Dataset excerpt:
***

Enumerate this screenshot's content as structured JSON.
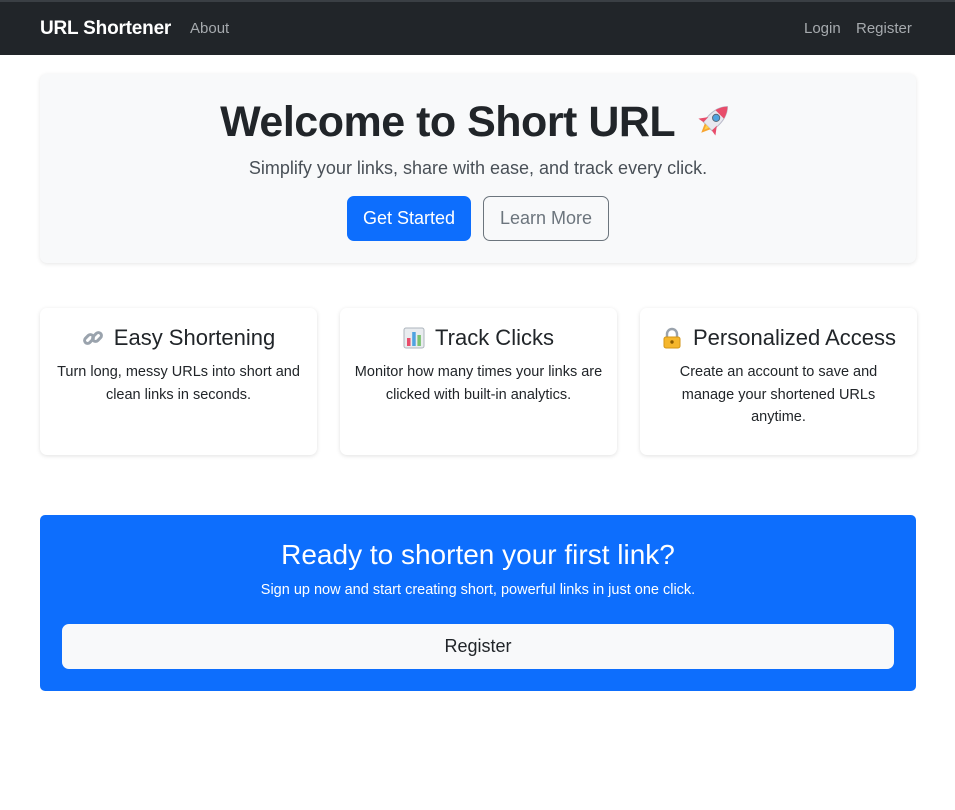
{
  "navbar": {
    "brand": "URL Shortener",
    "links": {
      "about": "About",
      "login": "Login",
      "register": "Register"
    }
  },
  "hero": {
    "title": "Welcome to Short URL",
    "title_icon": "rocket-icon",
    "subtitle": "Simplify your links, share with ease, and track every click.",
    "primary_button": "Get Started",
    "secondary_button": "Learn More"
  },
  "features": [
    {
      "icon": "link-icon",
      "title": "Easy Shortening",
      "text": "Turn long, messy URLs into short and clean links in seconds."
    },
    {
      "icon": "bar-chart-icon",
      "title": "Track Clicks",
      "text": "Monitor how many times your links are clicked with built-in analytics."
    },
    {
      "icon": "lock-icon",
      "title": "Personalized Access",
      "text": "Create an account to save and manage your shortened URLs anytime."
    }
  ],
  "cta": {
    "title": "Ready to shorten your first link?",
    "text": "Sign up now and start creating short, powerful links in just one click.",
    "button": "Register"
  },
  "colors": {
    "navbar_bg": "#212529",
    "primary": "#0d6efd",
    "hero_bg": "#f8f9fa",
    "secondary": "#6c757d"
  }
}
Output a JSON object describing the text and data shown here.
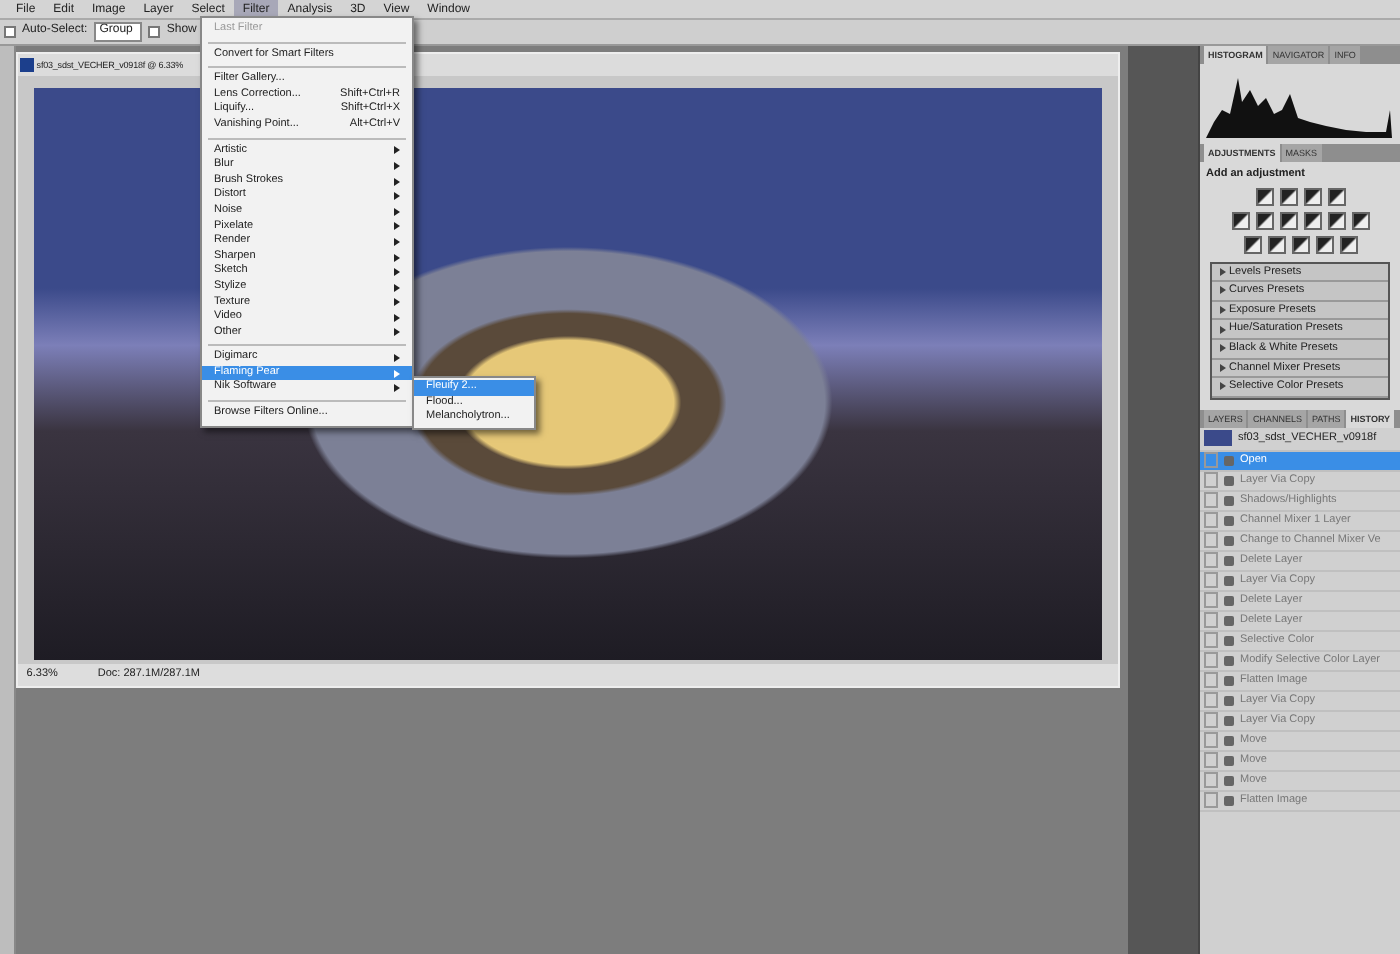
{
  "menu_bar": [
    {
      "label": "File",
      "selected": false
    },
    {
      "label": "Edit",
      "selected": false
    },
    {
      "label": "Image",
      "selected": false
    },
    {
      "label": "Layer",
      "selected": false
    },
    {
      "label": "Select",
      "selected": false
    },
    {
      "label": "Filter",
      "selected": true
    },
    {
      "label": "Analysis",
      "selected": false
    },
    {
      "label": "3D",
      "selected": false
    },
    {
      "label": "View",
      "selected": false
    },
    {
      "label": "Window",
      "selected": false
    }
  ],
  "options_bar": {
    "auto_select_label": "Auto-Select:",
    "auto_select_checked": false,
    "group_value": "Group",
    "show_checked": false,
    "show_label": "Show"
  },
  "document": {
    "title": "sf03_sdst_VECHER_v0918f @ 6.33%",
    "zoom": "6.33%",
    "doc_size": "Doc: 287.1M/287.1M"
  },
  "filter_menu": [
    {
      "kind": "item",
      "label": "Last Filter",
      "disabled": true
    },
    {
      "kind": "separator"
    },
    {
      "kind": "item",
      "label": "Convert for Smart Filters",
      "disabled": false
    },
    {
      "kind": "separator"
    },
    {
      "kind": "item",
      "label": "Filter Gallery...",
      "disabled": false
    },
    {
      "kind": "item",
      "label": "Lens Correction...",
      "shortcut": "Shift+Ctrl+R",
      "disabled": false
    },
    {
      "kind": "item",
      "label": "Liquify...",
      "shortcut": "Shift+Ctrl+X",
      "disabled": false
    },
    {
      "kind": "item",
      "label": "Vanishing Point...",
      "shortcut": "Alt+Ctrl+V",
      "disabled": false
    },
    {
      "kind": "separator"
    },
    {
      "kind": "submenu",
      "label": "Artistic",
      "selected": false
    },
    {
      "kind": "submenu",
      "label": "Blur",
      "selected": false
    },
    {
      "kind": "submenu",
      "label": "Brush Strokes",
      "selected": false
    },
    {
      "kind": "submenu",
      "label": "Distort",
      "selected": false
    },
    {
      "kind": "submenu",
      "label": "Noise",
      "selected": false
    },
    {
      "kind": "submenu",
      "label": "Pixelate",
      "selected": false
    },
    {
      "kind": "submenu",
      "label": "Render",
      "selected": false
    },
    {
      "kind": "submenu",
      "label": "Sharpen",
      "selected": false
    },
    {
      "kind": "submenu",
      "label": "Sketch",
      "selected": false
    },
    {
      "kind": "submenu",
      "label": "Stylize",
      "selected": false
    },
    {
      "kind": "submenu",
      "label": "Texture",
      "selected": false
    },
    {
      "kind": "submenu",
      "label": "Video",
      "selected": false
    },
    {
      "kind": "submenu",
      "label": "Other",
      "selected": false
    },
    {
      "kind": "separator"
    },
    {
      "kind": "submenu",
      "label": "Digimarc",
      "selected": false
    },
    {
      "kind": "submenu",
      "label": "Flaming Pear",
      "selected": true
    },
    {
      "kind": "submenu",
      "label": "Nik Software",
      "selected": false
    },
    {
      "kind": "separator"
    },
    {
      "kind": "item",
      "label": "Browse Filters Online...",
      "disabled": false
    }
  ],
  "flaming_pear_submenu": [
    {
      "label": "Fleuify 2...",
      "selected": true
    },
    {
      "label": "Flood...",
      "selected": false
    },
    {
      "label": "Melancholytron...",
      "selected": false
    }
  ],
  "histogram_tabs": [
    {
      "label": "HISTOGRAM",
      "selected": true
    },
    {
      "label": "NAVIGATOR",
      "selected": false
    },
    {
      "label": "INFO",
      "selected": false
    }
  ],
  "adjustments_tabs": [
    {
      "label": "ADJUSTMENTS",
      "selected": true
    },
    {
      "label": "MASKS",
      "selected": false
    }
  ],
  "adjustments_title": "Add an adjustment",
  "presets": [
    "Levels Presets",
    "Curves Presets",
    "Exposure Presets",
    "Hue/Saturation Presets",
    "Black & White Presets",
    "Channel Mixer Presets",
    "Selective Color Presets"
  ],
  "layer_tabs": [
    {
      "label": "LAYERS",
      "selected": false
    },
    {
      "label": "CHANNELS",
      "selected": false
    },
    {
      "label": "PATHS",
      "selected": false
    },
    {
      "label": "HISTORY",
      "selected": true
    }
  ],
  "snapshot_name": "sf03_sdst_VECHER_v0918f",
  "history": [
    {
      "label": "Open",
      "selected": true
    },
    {
      "label": "Layer Via Copy",
      "selected": false
    },
    {
      "label": "Shadows/Highlights",
      "selected": false
    },
    {
      "label": "Channel Mixer 1 Layer",
      "selected": false
    },
    {
      "label": "Change to Channel Mixer Ve",
      "selected": false
    },
    {
      "label": "Delete Layer",
      "selected": false
    },
    {
      "label": "Layer Via Copy",
      "selected": false
    },
    {
      "label": "Delete Layer",
      "selected": false
    },
    {
      "label": "Delete Layer",
      "selected": false
    },
    {
      "label": "Selective Color",
      "selected": false
    },
    {
      "label": "Modify Selective Color Layer",
      "selected": false
    },
    {
      "label": "Flatten Image",
      "selected": false
    },
    {
      "label": "Layer Via Copy",
      "selected": false
    },
    {
      "label": "Layer Via Copy",
      "selected": false
    },
    {
      "label": "Move",
      "selected": false
    },
    {
      "label": "Move",
      "selected": false
    },
    {
      "label": "Move",
      "selected": false
    },
    {
      "label": "Flatten Image",
      "selected": false
    }
  ]
}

***

To be done:
Reproduce each line exactly, please, except for any pictures.

Result:
Enumerate this screenshot's content as structured JSON.
{
  "navbar": {
    "brand": "URL Shortener",
    "links": {
      "about": "About",
      "login": "Login",
      "register": "Register"
    }
  },
  "hero": {
    "title": "Welcome to Short URL",
    "title_icon": "rocket-icon",
    "subtitle": "Simplify your links, share with ease, and track every click.",
    "primary_button": "Get Started",
    "secondary_button": "Learn More"
  },
  "features": [
    {
      "icon": "link-icon",
      "title": "Easy Shortening",
      "text": "Turn long, messy URLs into short and clean links in seconds."
    },
    {
      "icon": "bar-chart-icon",
      "title": "Track Clicks",
      "text": "Monitor how many times your links are clicked with built-in analytics."
    },
    {
      "icon": "lock-icon",
      "title": "Personalized Access",
      "text": "Create an account to save and manage your shortened URLs anytime."
    }
  ],
  "cta": {
    "title": "Ready to shorten your first link?",
    "text": "Sign up now and start creating short, powerful links in just one click.",
    "button": "Register"
  },
  "colors": {
    "navbar_bg": "#212529",
    "primary": "#0d6efd",
    "hero_bg": "#f8f9fa",
    "secondary": "#6c757d"
  }
}
Output a JSON object describing the text and data shown here.
{
  "menu_bar": [
    {
      "label": "File",
      "selected": false
    },
    {
      "label": "Edit",
      "selected": false
    },
    {
      "label": "Image",
      "selected": false
    },
    {
      "label": "Layer",
      "selected": false
    },
    {
      "label": "Select",
      "selected": false
    },
    {
      "label": "Filter",
      "selected": true
    },
    {
      "label": "Analysis",
      "selected": false
    },
    {
      "label": "3D",
      "selected": false
    },
    {
      "label": "View",
      "selected": false
    },
    {
      "label": "Window",
      "selected": false
    }
  ],
  "options_bar": {
    "auto_select_label": "Auto-Select:",
    "auto_select_checked": false,
    "group_value": "Group",
    "show_checked": false,
    "show_label": "Show"
  },
  "document": {
    "title": "sf03_sdst_VECHER_v0918f @ 6.33%",
    "zoom": "6.33%",
    "doc_size": "Doc: 287.1M/287.1M"
  },
  "filter_menu": [
    {
      "kind": "item",
      "label": "Last Filter",
      "disabled": true
    },
    {
      "kind": "separator"
    },
    {
      "kind": "item",
      "label": "Convert for Smart Filters",
      "disabled": false
    },
    {
      "kind": "separator"
    },
    {
      "kind": "item",
      "label": "Filter Gallery...",
      "disabled": false
    },
    {
      "kind": "item",
      "label": "Lens Correction...",
      "shortcut": "Shift+Ctrl+R",
      "disabled": false
    },
    {
      "kind": "item",
      "label": "Liquify...",
      "shortcut": "Shift+Ctrl+X",
      "disabled": false
    },
    {
      "kind": "item",
      "label": "Vanishing Point...",
      "shortcut": "Alt+Ctrl+V",
      "disabled": false
    },
    {
      "kind": "separator"
    },
    {
      "kind": "submenu",
      "label": "Artistic",
      "selected": false
    },
    {
      "kind": "submenu",
      "label": "Blur",
      "selected": false
    },
    {
      "kind": "submenu",
      "label": "Brush Strokes",
      "selected": false
    },
    {
      "kind": "submenu",
      "label": "Distort",
      "selected": false
    },
    {
      "kind": "submenu",
      "label": "Noise",
      "selected": false
    },
    {
      "kind": "submenu",
      "label": "Pixelate",
      "selected": false
    },
    {
      "kind": "submenu",
      "label": "Render",
      "selected": false
    },
    {
      "kind": "submenu",
      "label": "Sharpen",
      "selected": false
    },
    {
      "kind": "submenu",
      "label": "Sketch",
      "selected": false
    },
    {
      "kind": "submenu",
      "label": "Stylize",
      "selected": false
    },
    {
      "kind": "submenu",
      "label": "Texture",
      "selected": false
    },
    {
      "kind": "submenu",
      "label": "Video",
      "selected": false
    },
    {
      "kind": "submenu",
      "label": "Other",
      "selected": false
    },
    {
      "kind": "separator"
    },
    {
      "kind": "submenu",
      "label": "Digimarc",
      "selected": false
    },
    {
      "kind": "submenu",
      "label": "Flaming Pear",
      "selected": true
    },
    {
      "kind": "submenu",
      "label": "Nik Software",
      "selected": false
    },
    {
      "kind": "separator"
    },
    {
      "kind": "item",
      "label": "Browse Filters Online...",
      "disabled": false
    }
  ],
  "flaming_pear_submenu": [
    {
      "label": "Fleuify 2...",
      "selected": true
    },
    {
      "label": "Flood...",
      "selected": false
    },
    {
      "label": "Melancholytron...",
      "selected": false
    }
  ],
  "histogram_tabs": [
    {
      "label": "HISTOGRAM",
      "selected": true
    },
    {
      "label": "NAVIGATOR",
      "selected": false
    },
    {
      "label": "INFO",
      "selected": false
    }
  ],
  "adjustments_tabs": [
    {
      "label": "ADJUSTMENTS",
      "selected": true
    },
    {
      "label": "MASKS",
      "selected": false
    }
  ],
  "adjustments_title": "Add an adjustment",
  "presets": [
    "Levels Presets",
    "Curves Presets",
    "Exposure Presets",
    "Hue/Saturation Presets",
    "Black & White Presets",
    "Channel Mixer Presets",
    "Selective Color Presets"
  ],
  "layer_tabs": [
    {
      "label": "LAYERS",
      "selected": false
    },
    {
      "label": "CHANNELS",
      "selected": false
    },
    {
      "label": "PATHS",
      "selected": false
    },
    {
      "label": "HISTORY",
      "selected": true
    }
  ],
  "snapshot_name": "sf03_sdst_VECHER_v0918f",
  "history": [
    {
      "label": "Open",
      "selected": true
    },
    {
      "label": "Layer Via Copy",
      "selected": false
    },
    {
      "label": "Shadows/Highlights",
      "selected": false
    },
    {
      "label": "Channel Mixer 1 Layer",
      "selected": false
    },
    {
      "label": "Change to Channel Mixer Ve",
      "selected": false
    },
    {
      "label": "Delete Layer",
      "selected": false
    },
    {
      "label": "Layer Via Copy",
      "selected": false
    },
    {
      "label": "Delete Layer",
      "selected": false
    },
    {
      "label": "Delete Layer",
      "selected": false
    },
    {
      "label": "Selective Color",
      "selected": false
    },
    {
      "label": "Modify Selective Color Layer",
      "selected": false
    },
    {
      "label": "Flatten Image",
      "selected": false
    },
    {
      "label": "Layer Via Copy",
      "selected": false
    },
    {
      "label": "Layer Via Copy",
      "selected": false
    },
    {
      "label": "Move",
      "selected": false
    },
    {
      "label": "Move",
      "selected": false
    },
    {
      "label": "Move",
      "selected": false
    },
    {
      "label": "Flatten Image",
      "selected": false
    }
  ]
}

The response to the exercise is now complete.